* [Task brief]
Reply with nothing except the number of lines that contain the word "Fossil".

* [Record list]

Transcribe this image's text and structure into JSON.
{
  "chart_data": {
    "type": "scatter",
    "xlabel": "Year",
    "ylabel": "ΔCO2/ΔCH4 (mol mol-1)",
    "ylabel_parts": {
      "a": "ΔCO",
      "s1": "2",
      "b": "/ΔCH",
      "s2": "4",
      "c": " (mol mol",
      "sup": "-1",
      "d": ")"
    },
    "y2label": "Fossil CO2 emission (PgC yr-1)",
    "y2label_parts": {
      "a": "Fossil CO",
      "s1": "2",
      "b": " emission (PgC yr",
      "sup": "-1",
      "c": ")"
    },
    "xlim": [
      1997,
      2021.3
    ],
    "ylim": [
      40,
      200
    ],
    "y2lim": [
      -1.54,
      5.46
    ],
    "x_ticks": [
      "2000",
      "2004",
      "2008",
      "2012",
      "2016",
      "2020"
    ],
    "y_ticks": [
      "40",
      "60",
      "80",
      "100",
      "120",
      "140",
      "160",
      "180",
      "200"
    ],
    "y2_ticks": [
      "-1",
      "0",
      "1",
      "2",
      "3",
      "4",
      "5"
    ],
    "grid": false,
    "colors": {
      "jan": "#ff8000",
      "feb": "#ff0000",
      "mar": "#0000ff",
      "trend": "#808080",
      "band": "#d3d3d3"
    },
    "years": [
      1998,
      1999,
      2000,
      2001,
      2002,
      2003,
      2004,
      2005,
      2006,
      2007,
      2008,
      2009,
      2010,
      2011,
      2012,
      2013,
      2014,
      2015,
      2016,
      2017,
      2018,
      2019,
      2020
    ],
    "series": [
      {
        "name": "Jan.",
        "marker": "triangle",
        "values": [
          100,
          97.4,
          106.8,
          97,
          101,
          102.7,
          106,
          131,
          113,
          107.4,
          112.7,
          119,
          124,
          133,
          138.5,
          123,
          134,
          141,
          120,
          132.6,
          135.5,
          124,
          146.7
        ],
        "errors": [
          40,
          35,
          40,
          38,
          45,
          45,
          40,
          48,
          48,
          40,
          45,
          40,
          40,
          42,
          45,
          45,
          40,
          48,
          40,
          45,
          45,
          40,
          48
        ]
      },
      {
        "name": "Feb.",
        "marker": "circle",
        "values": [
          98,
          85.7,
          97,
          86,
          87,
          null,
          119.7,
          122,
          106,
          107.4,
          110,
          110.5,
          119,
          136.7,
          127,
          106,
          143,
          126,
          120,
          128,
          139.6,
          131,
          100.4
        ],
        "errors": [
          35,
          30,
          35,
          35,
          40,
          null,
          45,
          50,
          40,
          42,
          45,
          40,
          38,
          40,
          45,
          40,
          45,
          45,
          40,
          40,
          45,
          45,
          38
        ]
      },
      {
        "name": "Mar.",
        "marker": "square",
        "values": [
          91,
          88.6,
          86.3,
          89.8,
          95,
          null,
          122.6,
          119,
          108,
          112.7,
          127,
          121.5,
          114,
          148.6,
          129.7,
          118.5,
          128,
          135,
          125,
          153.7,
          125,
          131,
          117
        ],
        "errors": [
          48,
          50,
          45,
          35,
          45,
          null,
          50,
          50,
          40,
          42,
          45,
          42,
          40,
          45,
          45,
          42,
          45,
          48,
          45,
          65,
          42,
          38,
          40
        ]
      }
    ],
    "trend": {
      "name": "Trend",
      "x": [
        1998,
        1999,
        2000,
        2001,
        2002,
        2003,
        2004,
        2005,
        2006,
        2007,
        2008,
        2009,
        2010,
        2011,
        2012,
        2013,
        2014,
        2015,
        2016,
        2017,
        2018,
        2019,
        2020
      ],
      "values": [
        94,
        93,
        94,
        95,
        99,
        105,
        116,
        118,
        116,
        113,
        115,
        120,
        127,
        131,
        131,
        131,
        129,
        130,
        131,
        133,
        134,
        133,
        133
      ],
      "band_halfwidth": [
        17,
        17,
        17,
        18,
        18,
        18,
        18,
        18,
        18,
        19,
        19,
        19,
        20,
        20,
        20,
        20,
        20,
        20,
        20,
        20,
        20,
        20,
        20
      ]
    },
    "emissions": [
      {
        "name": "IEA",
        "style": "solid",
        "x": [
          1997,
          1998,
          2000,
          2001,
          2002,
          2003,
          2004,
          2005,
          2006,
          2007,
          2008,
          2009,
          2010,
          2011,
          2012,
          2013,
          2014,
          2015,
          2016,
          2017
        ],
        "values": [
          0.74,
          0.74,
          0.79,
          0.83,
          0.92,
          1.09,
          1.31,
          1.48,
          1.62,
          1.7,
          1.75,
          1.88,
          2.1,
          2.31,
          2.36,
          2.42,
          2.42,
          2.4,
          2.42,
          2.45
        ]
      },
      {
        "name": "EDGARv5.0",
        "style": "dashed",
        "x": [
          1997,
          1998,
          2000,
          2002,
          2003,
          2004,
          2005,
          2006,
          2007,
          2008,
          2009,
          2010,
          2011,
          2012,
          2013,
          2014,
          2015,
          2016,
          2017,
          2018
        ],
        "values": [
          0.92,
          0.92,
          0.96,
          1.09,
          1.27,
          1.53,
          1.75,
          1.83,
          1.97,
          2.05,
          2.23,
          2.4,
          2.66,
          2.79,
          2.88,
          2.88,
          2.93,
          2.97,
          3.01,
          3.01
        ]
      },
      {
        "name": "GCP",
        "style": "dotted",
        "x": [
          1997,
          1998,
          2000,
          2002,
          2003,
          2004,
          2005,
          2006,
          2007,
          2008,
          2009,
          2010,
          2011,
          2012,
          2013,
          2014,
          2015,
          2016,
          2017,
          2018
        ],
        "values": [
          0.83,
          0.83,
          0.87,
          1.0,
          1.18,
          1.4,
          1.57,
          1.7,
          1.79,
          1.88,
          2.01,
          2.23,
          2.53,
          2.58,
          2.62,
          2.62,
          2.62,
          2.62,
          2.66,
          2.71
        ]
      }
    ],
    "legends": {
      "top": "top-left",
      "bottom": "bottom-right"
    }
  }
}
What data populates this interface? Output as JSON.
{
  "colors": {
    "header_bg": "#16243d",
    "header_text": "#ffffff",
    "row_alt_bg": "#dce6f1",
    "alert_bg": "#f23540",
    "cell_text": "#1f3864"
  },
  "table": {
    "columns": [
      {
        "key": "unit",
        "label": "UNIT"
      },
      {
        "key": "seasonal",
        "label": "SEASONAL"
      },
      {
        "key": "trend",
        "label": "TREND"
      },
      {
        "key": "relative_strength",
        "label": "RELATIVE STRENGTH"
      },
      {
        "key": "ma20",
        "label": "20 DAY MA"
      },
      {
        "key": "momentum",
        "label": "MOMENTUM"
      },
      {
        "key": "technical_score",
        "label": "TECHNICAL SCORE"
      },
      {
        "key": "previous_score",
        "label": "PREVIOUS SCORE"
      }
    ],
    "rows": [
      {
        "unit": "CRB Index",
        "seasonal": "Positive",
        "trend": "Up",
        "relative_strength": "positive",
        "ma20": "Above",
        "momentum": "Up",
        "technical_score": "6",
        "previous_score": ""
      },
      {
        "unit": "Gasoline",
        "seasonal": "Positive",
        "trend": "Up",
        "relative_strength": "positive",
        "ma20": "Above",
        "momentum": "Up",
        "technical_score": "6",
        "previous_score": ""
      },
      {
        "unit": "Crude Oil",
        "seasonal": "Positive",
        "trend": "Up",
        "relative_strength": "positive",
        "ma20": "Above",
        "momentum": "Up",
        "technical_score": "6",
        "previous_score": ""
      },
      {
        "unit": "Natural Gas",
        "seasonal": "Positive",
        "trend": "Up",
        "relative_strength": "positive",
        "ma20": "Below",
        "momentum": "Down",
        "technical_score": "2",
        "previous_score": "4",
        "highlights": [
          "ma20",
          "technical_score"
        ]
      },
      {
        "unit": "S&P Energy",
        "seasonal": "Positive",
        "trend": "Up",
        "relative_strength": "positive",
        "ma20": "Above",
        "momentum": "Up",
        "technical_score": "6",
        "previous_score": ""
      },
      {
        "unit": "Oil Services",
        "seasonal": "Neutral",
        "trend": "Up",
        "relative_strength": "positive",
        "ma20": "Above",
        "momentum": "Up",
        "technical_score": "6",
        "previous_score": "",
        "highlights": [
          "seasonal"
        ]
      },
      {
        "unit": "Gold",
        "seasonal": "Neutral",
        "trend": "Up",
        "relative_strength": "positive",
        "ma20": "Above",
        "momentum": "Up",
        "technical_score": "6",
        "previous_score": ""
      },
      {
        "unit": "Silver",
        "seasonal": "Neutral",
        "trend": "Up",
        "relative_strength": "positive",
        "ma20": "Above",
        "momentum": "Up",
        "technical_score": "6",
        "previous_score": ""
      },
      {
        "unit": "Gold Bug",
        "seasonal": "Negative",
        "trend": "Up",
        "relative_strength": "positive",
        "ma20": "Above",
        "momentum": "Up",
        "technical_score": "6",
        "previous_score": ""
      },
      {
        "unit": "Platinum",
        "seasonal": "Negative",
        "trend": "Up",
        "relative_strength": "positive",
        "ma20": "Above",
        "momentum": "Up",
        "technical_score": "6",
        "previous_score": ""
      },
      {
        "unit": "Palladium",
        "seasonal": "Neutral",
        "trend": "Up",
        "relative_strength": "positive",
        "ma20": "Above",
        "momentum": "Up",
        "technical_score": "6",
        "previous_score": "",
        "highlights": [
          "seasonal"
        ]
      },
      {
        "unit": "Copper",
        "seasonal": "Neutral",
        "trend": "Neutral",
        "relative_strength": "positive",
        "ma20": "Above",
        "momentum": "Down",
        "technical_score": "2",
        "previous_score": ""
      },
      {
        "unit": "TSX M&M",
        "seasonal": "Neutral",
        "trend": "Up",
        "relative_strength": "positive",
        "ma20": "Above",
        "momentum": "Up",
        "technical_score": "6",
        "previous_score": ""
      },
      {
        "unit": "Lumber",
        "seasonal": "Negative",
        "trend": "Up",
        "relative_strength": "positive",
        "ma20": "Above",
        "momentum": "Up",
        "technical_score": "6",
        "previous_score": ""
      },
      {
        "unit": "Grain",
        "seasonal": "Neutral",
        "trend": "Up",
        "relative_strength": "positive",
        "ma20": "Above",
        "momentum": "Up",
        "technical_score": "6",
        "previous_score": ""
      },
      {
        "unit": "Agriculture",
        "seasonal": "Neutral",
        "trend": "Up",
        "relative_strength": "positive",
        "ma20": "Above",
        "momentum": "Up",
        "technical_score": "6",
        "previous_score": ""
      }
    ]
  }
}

* [Full answer]
2